Collected data entries
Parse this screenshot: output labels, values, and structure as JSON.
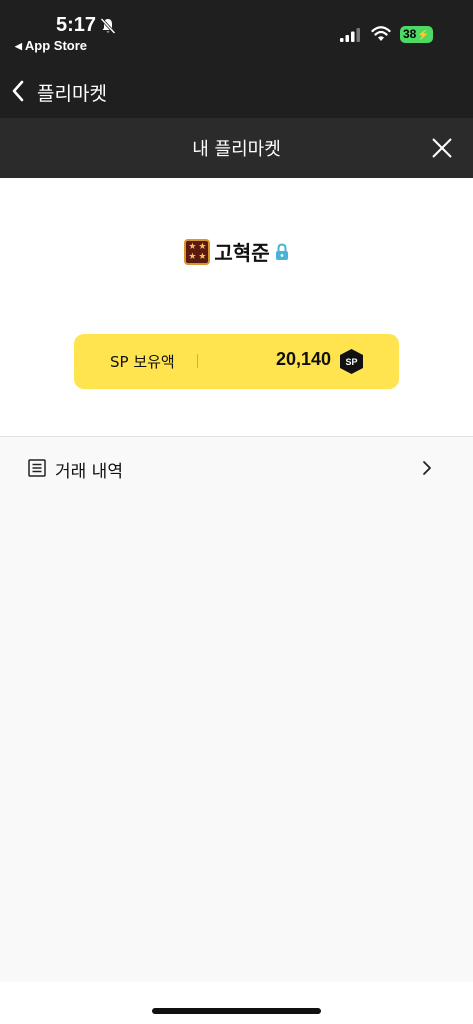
{
  "status_bar": {
    "time": "5:17",
    "back_app": "App Store",
    "back_glyph": "◀",
    "battery": "38",
    "icons": [
      "bell-slash-icon",
      "signal-icon",
      "wifi-icon",
      "battery-icon"
    ]
  },
  "nav": {
    "title": "플리마켓",
    "back_icon": "chevron-left-icon"
  },
  "modal": {
    "title": "내 플리마켓",
    "close_icon": "close-icon"
  },
  "profile": {
    "username": "고혁준",
    "grade_icon": "grade-badge-icon",
    "grade_stars": [
      "★",
      "★",
      "★",
      "★"
    ],
    "lock_icon": "lock-icon"
  },
  "sp": {
    "label": "SP 보유액",
    "value": "20,140",
    "badge": "SP",
    "colors": {
      "box": "#ffe44f",
      "badge": "#111111"
    }
  },
  "menu": {
    "history_label": "거래 내역",
    "history_icon": "document-list-icon",
    "chevron_icon": "chevron-right-icon"
  },
  "colors": {
    "header_dark": "#1f1f1f",
    "modal_header": "#2b2b2b",
    "lock_blue": "#4bb3d8",
    "battery_green": "#4cd964"
  }
}
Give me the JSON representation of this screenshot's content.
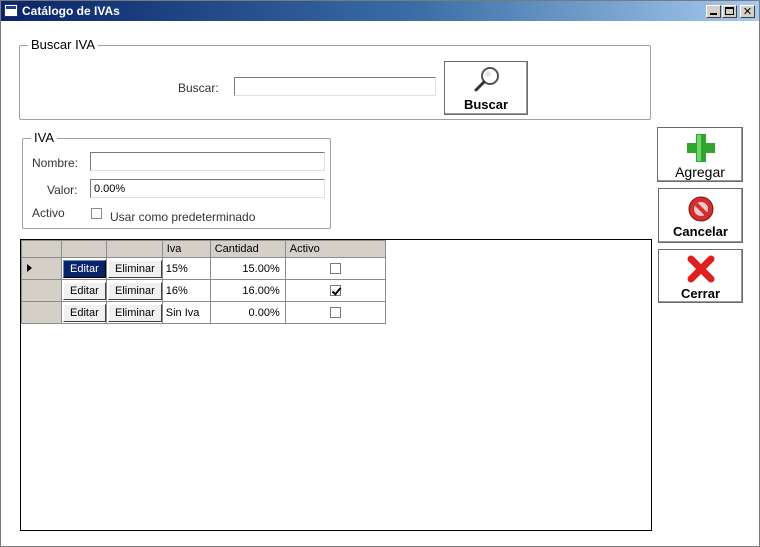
{
  "window": {
    "title": "Catálogo de IVAs"
  },
  "search": {
    "group_title": "Buscar IVA",
    "label": "Buscar:",
    "value": "",
    "button_label": "Buscar"
  },
  "iva": {
    "group_title": "IVA",
    "nombre_label": "Nombre:",
    "nombre_value": "",
    "valor_label": "Valor:",
    "valor_value": "0.00%",
    "activo_label": "Activo",
    "default_checkbox_label": "Usar como predeterminado",
    "default_checked": false
  },
  "actions": {
    "agregar_label": "Agregar",
    "cancelar_label": "Cancelar",
    "cerrar_label": "Cerrar"
  },
  "grid": {
    "columns": [
      "",
      "",
      "Iva",
      "Cantidad",
      "Activo"
    ],
    "rows": [
      {
        "edit": "Editar",
        "delete": "Eliminar",
        "iva": "15%",
        "cantidad": "15.00%",
        "activo": false,
        "current": true
      },
      {
        "edit": "Editar",
        "delete": "Eliminar",
        "iva": "16%",
        "cantidad": "16.00%",
        "activo": true,
        "current": false
      },
      {
        "edit": "Editar",
        "delete": "Eliminar",
        "iva": "Sin Iva",
        "cantidad": "0.00%",
        "activo": false,
        "current": false
      }
    ]
  },
  "colors": {
    "title_bar_start": "#0a246a",
    "title_bar_end": "#a6caf0",
    "add_icon": "#2fa52f",
    "cancel_icon": "#d03030",
    "close_icon": "#e02020"
  },
  "icons": {
    "search": "magnifier-icon",
    "add": "plus-icon",
    "cancel": "cancel-icon",
    "close": "close-x-icon"
  }
}
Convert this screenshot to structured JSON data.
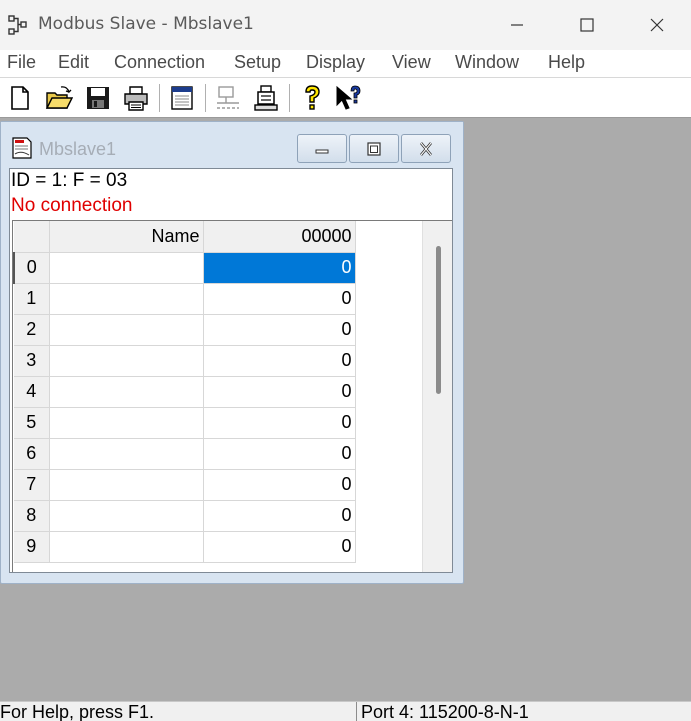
{
  "window": {
    "title": "Modbus Slave - Mbslave1"
  },
  "menu": {
    "items": [
      "File",
      "Edit",
      "Connection",
      "Setup",
      "Display",
      "View",
      "Window",
      "Help"
    ]
  },
  "toolbar": {
    "icons": [
      "new-document-icon",
      "open-folder-icon",
      "save-disk-icon",
      "print-icon",
      "window-icon",
      "connect-icon",
      "disconnect-icon",
      "help-icon",
      "context-help-icon"
    ]
  },
  "child": {
    "title": "Mbslave1",
    "info_line": "ID = 1: F = 03",
    "status_text": "No connection",
    "status_color": "#e00000"
  },
  "grid": {
    "header_name": "Name",
    "header_address": "00000",
    "rows": [
      {
        "index": "0",
        "name": "",
        "value": "0"
      },
      {
        "index": "1",
        "name": "",
        "value": "0"
      },
      {
        "index": "2",
        "name": "",
        "value": "0"
      },
      {
        "index": "3",
        "name": "",
        "value": "0"
      },
      {
        "index": "4",
        "name": "",
        "value": "0"
      },
      {
        "index": "5",
        "name": "",
        "value": "0"
      },
      {
        "index": "6",
        "name": "",
        "value": "0"
      },
      {
        "index": "7",
        "name": "",
        "value": "0"
      },
      {
        "index": "8",
        "name": "",
        "value": "0"
      },
      {
        "index": "9",
        "name": "",
        "value": "0"
      }
    ],
    "selected_row": 0,
    "selection_color": "#0078d7"
  },
  "statusbar": {
    "help_text": "For Help, press F1.",
    "port_text": "Port 4: 115200-8-N-1"
  }
}
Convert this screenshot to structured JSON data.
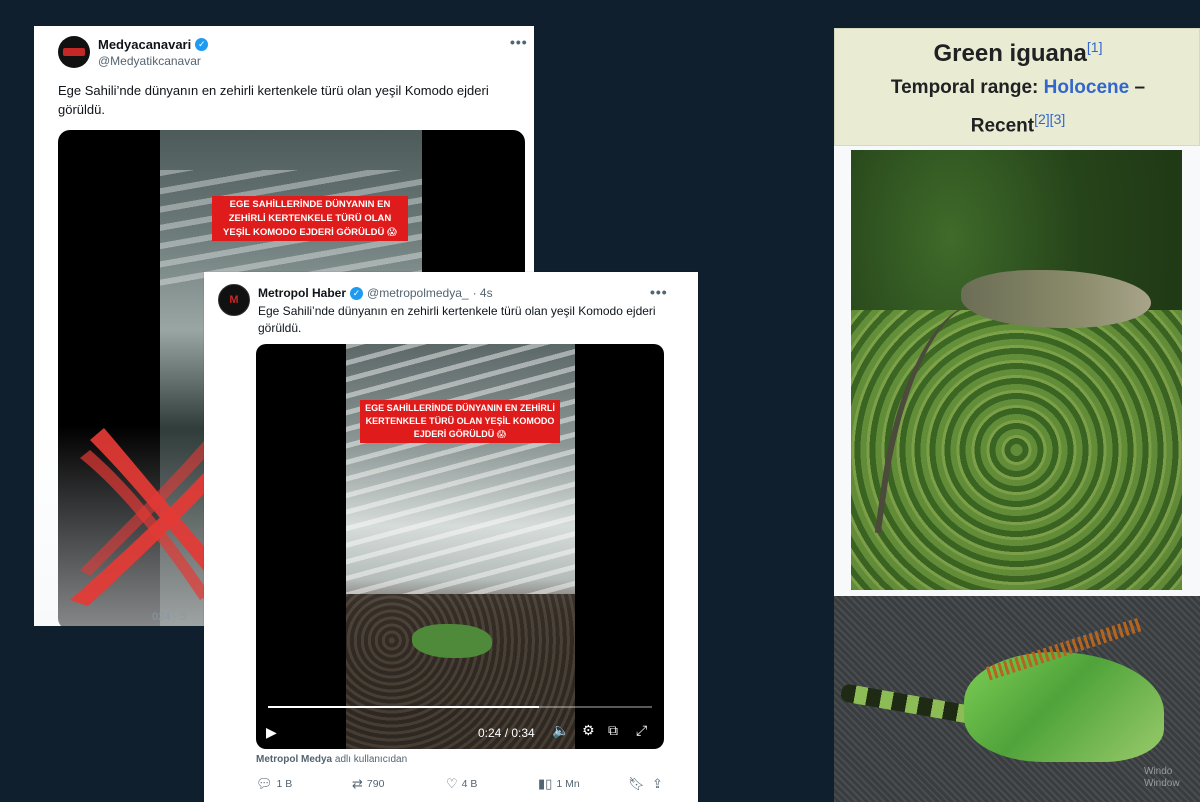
{
  "tweet1": {
    "display_name": "Medyacanavari",
    "handle": "@Medyatikcanavar",
    "more_label": "•••",
    "text": "Ege Sahili’nde dünyanın en zehirli kertenkele türü olan yeşil Komodo ejderi görüldü.",
    "video_overlay": "EGE SAHİLLERİNDE DÜNYANIN EN ZEHİRLİ KERTENKELE TÜRÜ OLAN YEŞİL KOMODO EJDERİ GÖRÜLDÜ 😱",
    "timestamp_fragment": "024 · 5"
  },
  "tweet2": {
    "display_name": "Metropol Haber",
    "handle": "@metropolmedya_",
    "age": "· 4s",
    "more_label": "•••",
    "text": "Ege Sahili’nde dünyanın en zehirli kertenkele türü olan yeşil Komodo ejderi görüldü.",
    "video_overlay": "EGE SAHİLLERİNDE DÜNYANIN EN ZEHİRLİ KERTENKELE TÜRÜ OLAN YEŞİL KOMODO EJDERİ GÖRÜLDÜ 😱",
    "video_time": "0:24 / 0:34",
    "video_progress": 0.706,
    "attribution_account": "Metropol Medya",
    "attribution_suffix": "adlı kullanıcıdan",
    "actions": {
      "replies": "1 B",
      "reposts": "790",
      "likes": "4 B",
      "views": "1 Mn"
    }
  },
  "wiki": {
    "title": "Green iguana",
    "title_ref": "[1]",
    "range_label": "Temporal range:",
    "range_link": "Holocene",
    "range_dash": "–",
    "range_end": "Recent",
    "range_refs": "[2][3]"
  },
  "watermark": {
    "line1": "Windo",
    "line2": "Window"
  },
  "icons": {
    "verified": "verified-badge-icon",
    "play": "play-icon",
    "volume": "volume-icon",
    "settings": "gear-icon",
    "popout": "popout-icon",
    "fullscreen": "fullscreen-icon",
    "reply": "reply-icon",
    "repost": "repost-icon",
    "like": "heart-icon",
    "views": "views-icon",
    "bookmark": "bookmark-icon",
    "share": "share-icon"
  },
  "colors": {
    "background": "#0f1f2e",
    "verified": "#1d9bf0",
    "overlay_red": "#e01b1b",
    "cross_red": "#e53935",
    "wiki_header": "#e9ecd3",
    "wiki_link": "#3366cc"
  }
}
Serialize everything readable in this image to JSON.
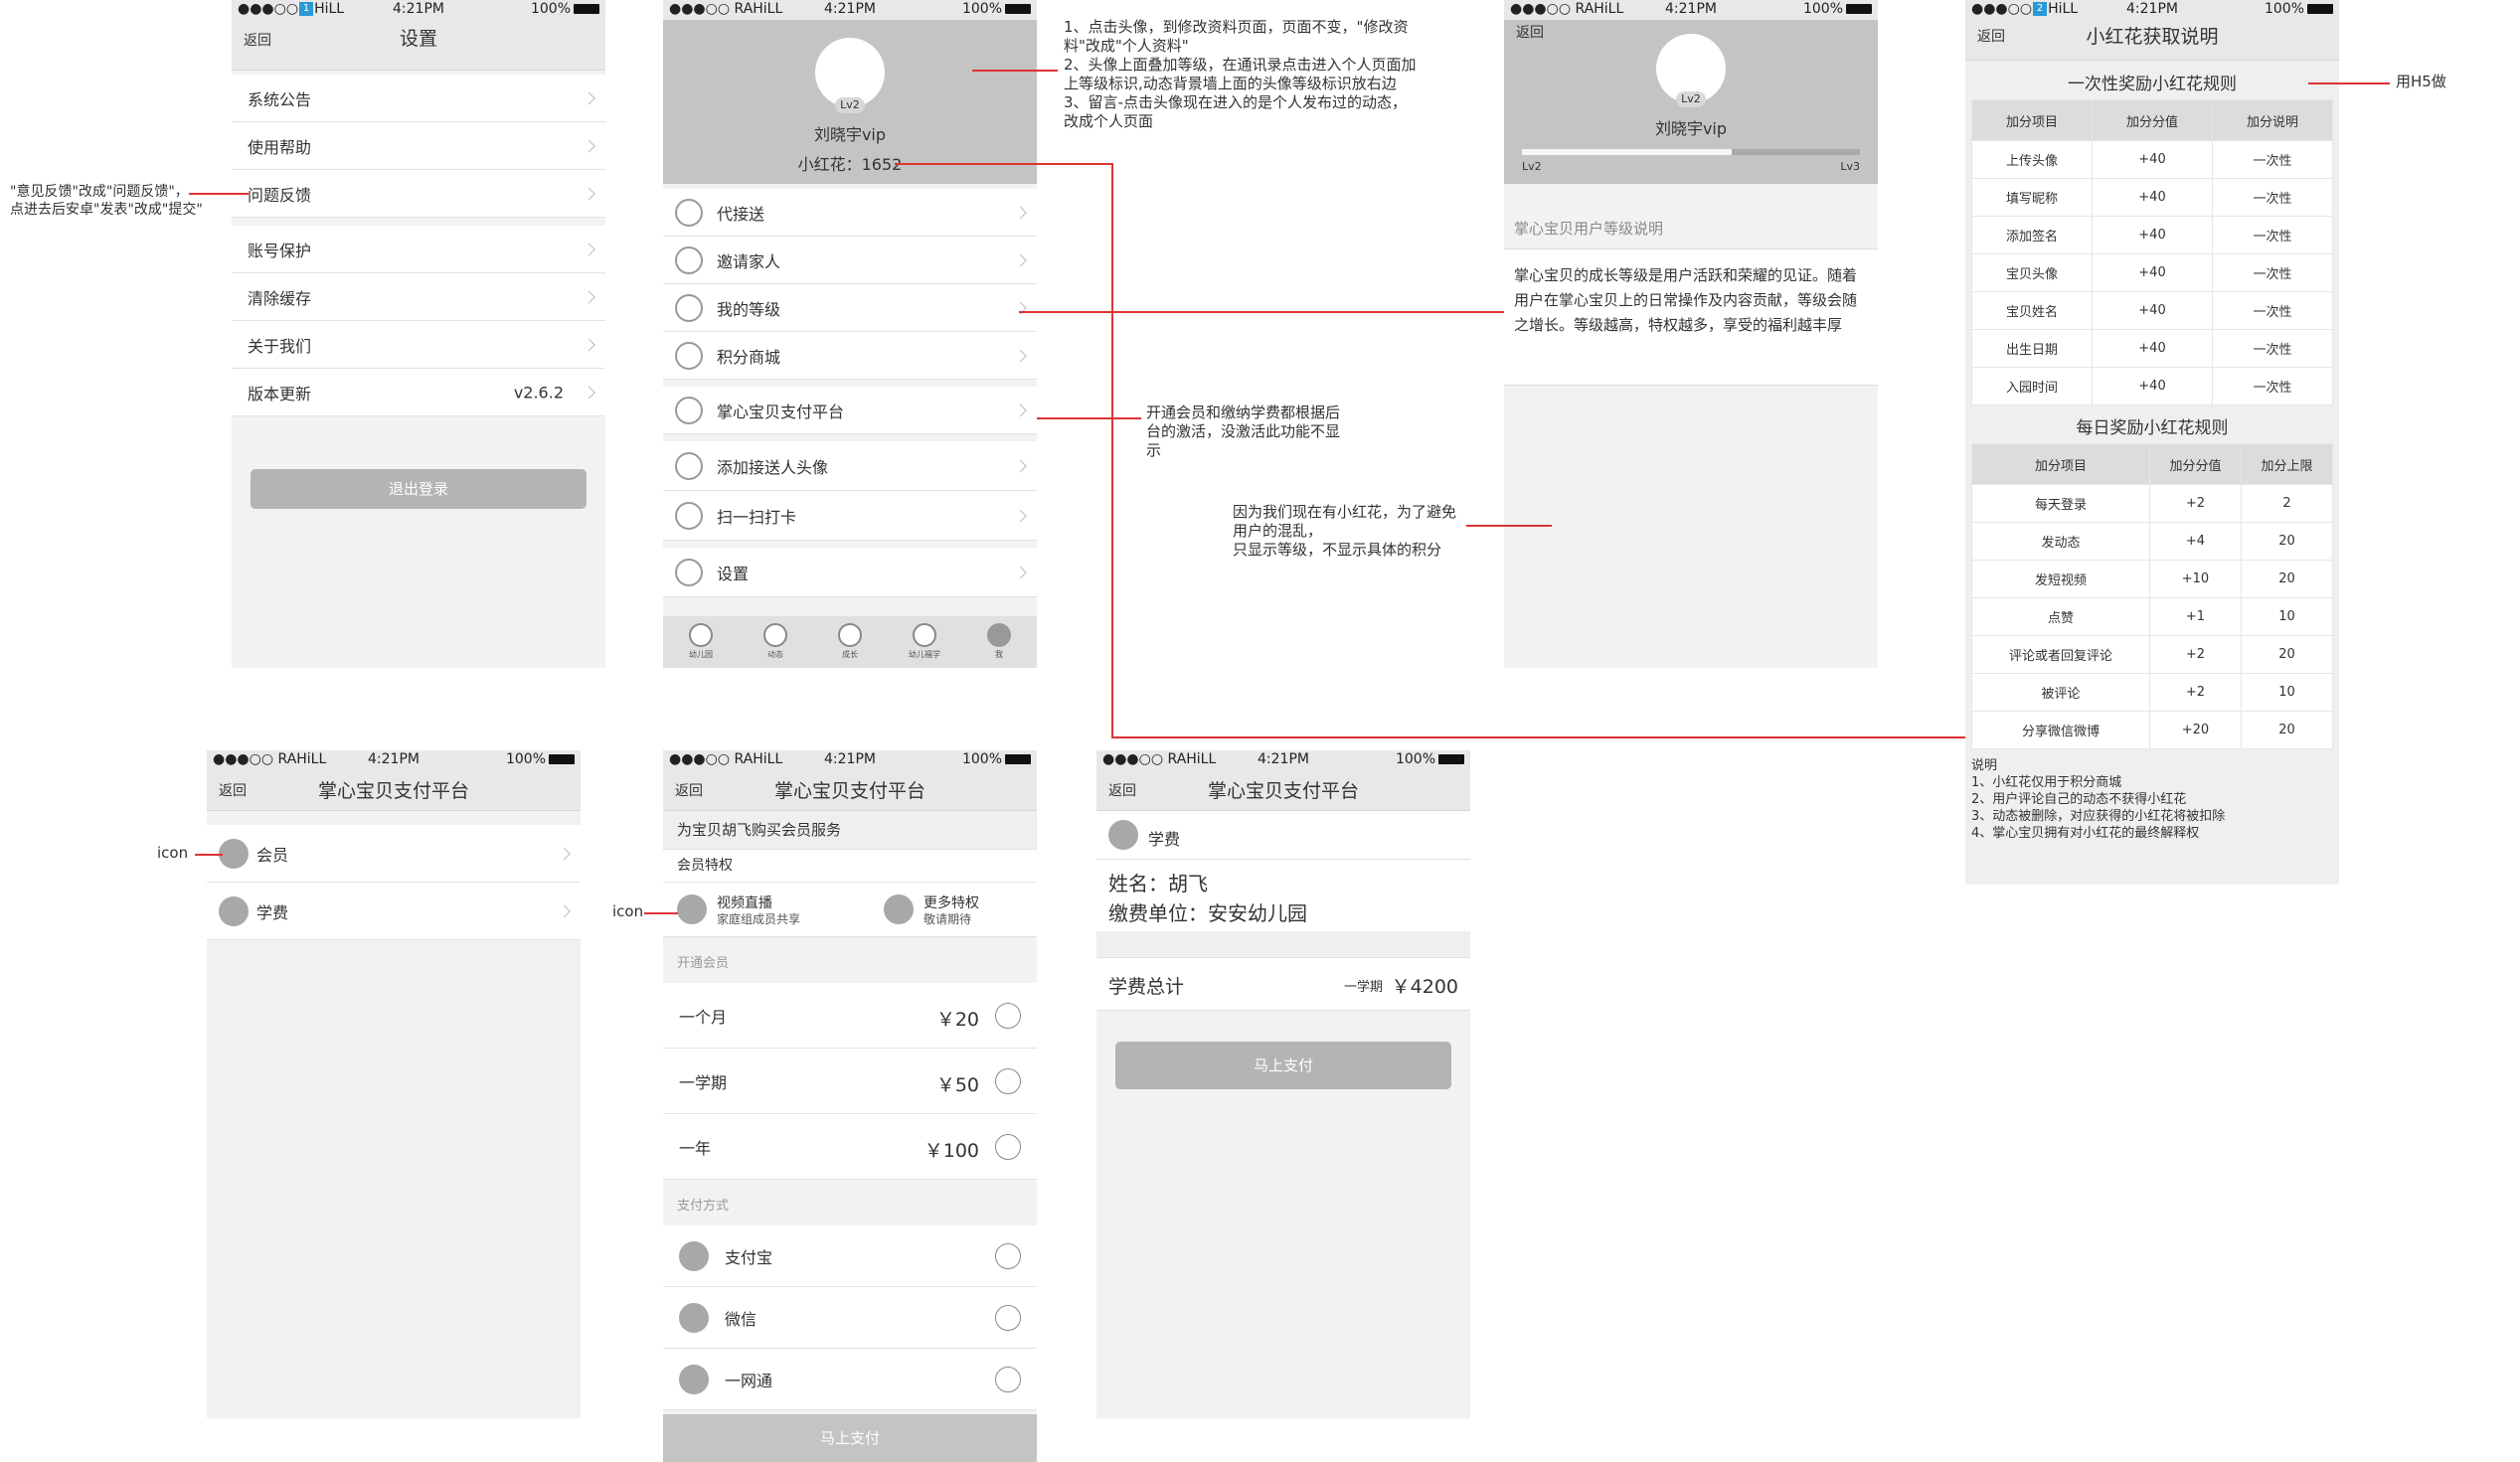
{
  "status": {
    "carrier": "●●●○○ RAHiLL",
    "time": "4:21PM",
    "battery": "100%",
    "badge1": "1",
    "badge2": "2"
  },
  "common": {
    "back": "返回",
    "chevron": "chevron-right-icon"
  },
  "s1": {
    "title": "设置",
    "items": [
      "系统公告",
      "使用帮助",
      "问题反馈",
      "账号保护",
      "清除缓存",
      "关于我们",
      "版本更新"
    ],
    "version": "v2.6.2",
    "logout": "退出登录"
  },
  "s2": {
    "level": "Lv2",
    "name": "刘晓宇vip",
    "flowers": "小红花：1652",
    "menu": [
      "代接送",
      "邀请家人",
      "我的等级",
      "积分商城",
      "掌心宝贝支付平台",
      "添加接送人头像",
      "扫一扫打卡",
      "设置"
    ],
    "tabs": [
      "幼儿园",
      "动态",
      "成长",
      "幼儿福学",
      "我"
    ]
  },
  "s3": {
    "level": "Lv2",
    "name": "刘晓宇vip",
    "from": "Lv2",
    "to": "Lv3",
    "progress": 0.62,
    "section": "掌心宝贝用户等级说明",
    "desc": "掌心宝贝的成长等级是用户活跃和荣耀的见证。随着用户在掌心宝贝上的日常操作及内容贡献，等级会随之增长。等级越高，特权越多，享受的福利越丰厚"
  },
  "s4": {
    "title": "小红花获取说明",
    "once_title": "一次性奖励小红花规则",
    "once_head": [
      "加分项目",
      "加分分值",
      "加分说明"
    ],
    "once_rows": [
      [
        "上传头像",
        "+40",
        "一次性"
      ],
      [
        "填写昵称",
        "+40",
        "一次性"
      ],
      [
        "添加签名",
        "+40",
        "一次性"
      ],
      [
        "宝贝头像",
        "+40",
        "一次性"
      ],
      [
        "宝贝姓名",
        "+40",
        "一次性"
      ],
      [
        "出生日期",
        "+40",
        "一次性"
      ],
      [
        "入园时间",
        "+40",
        "一次性"
      ]
    ],
    "daily_title": "每日奖励小红花规则",
    "daily_head": [
      "加分项目",
      "加分分值",
      "加分上限"
    ],
    "daily_rows": [
      [
        "每天登录",
        "+2",
        "2"
      ],
      [
        "发动态",
        "+4",
        "20"
      ],
      [
        "发短视频",
        "+10",
        "20"
      ],
      [
        "点赞",
        "+1",
        "10"
      ],
      [
        "评论或者回复评论",
        "+2",
        "20"
      ],
      [
        "被评论",
        "+2",
        "10"
      ],
      [
        "分享微信微博",
        "+20",
        "20"
      ]
    ],
    "notes": "说明\n1、小红花仅用于积分商城\n2、用户评论自己的动态不获得小红花\n3、动态被删除，对应获得的小红花将被扣除\n4、掌心宝贝拥有对小红花的最终解释权"
  },
  "s5": {
    "title": "掌心宝贝支付平台",
    "items": [
      "会员",
      "学费"
    ]
  },
  "s6": {
    "title": "掌心宝贝支付平台",
    "header": "为宝贝胡飞购买会员服务",
    "perks_title": "会员特权",
    "perk1_name": "视频直播",
    "perk1_sub": "家庭组成员共享",
    "perk2_name": "更多特权",
    "perk2_sub": "敬请期待",
    "open_title": "开通会员",
    "plans": [
      {
        "label": "一个月",
        "price": "￥20"
      },
      {
        "label": "一学期",
        "price": "￥50"
      },
      {
        "label": "一年",
        "price": "￥100"
      }
    ],
    "pay_title": "支付方式",
    "methods": [
      "支付宝",
      "微信",
      "一网通"
    ],
    "pay_button": "马上支付"
  },
  "s7": {
    "item": "学费",
    "name": "姓名：胡飞",
    "unit": "缴费单位：安安幼儿园",
    "total_label": "学费总计",
    "period": "一学期",
    "amount": "￥4200",
    "pay_button": "马上支付"
  },
  "notes": {
    "n1": "\"意见反馈\"改成\"问题反馈\"，\n点进去后安卓\"发表\"改成\"提交\"",
    "n2": "1、点击头像，到修改资料页面，页面不变，\"修改资\n料\"改成\"个人资料\"\n2、头像上面叠加等级，在通讯录点击进入个人页面加\n上等级标识,动态背景墙上面的头像等级标识放右边\n3、留言-点击头像现在进入的是个人发布过的动态，\n改成个人页面",
    "n3": "开通会员和缴纳学费都根据后\n台的激活，没激活此功能不显\n示",
    "n4": "因为我们现在有小红花，为了避免\n用户的混乱，\n只显示等级，不显示具体的积分",
    "n5": "用H5做",
    "n6": "icon",
    "n7": "icon"
  }
}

* [What the task asks]: Search the entries for "Buscar" and copy out each line that has it.

* [Answer to this exercise]:
    "group_title": "Buscar IVA",
    "label": "Buscar:",
    "button_label": "Buscar"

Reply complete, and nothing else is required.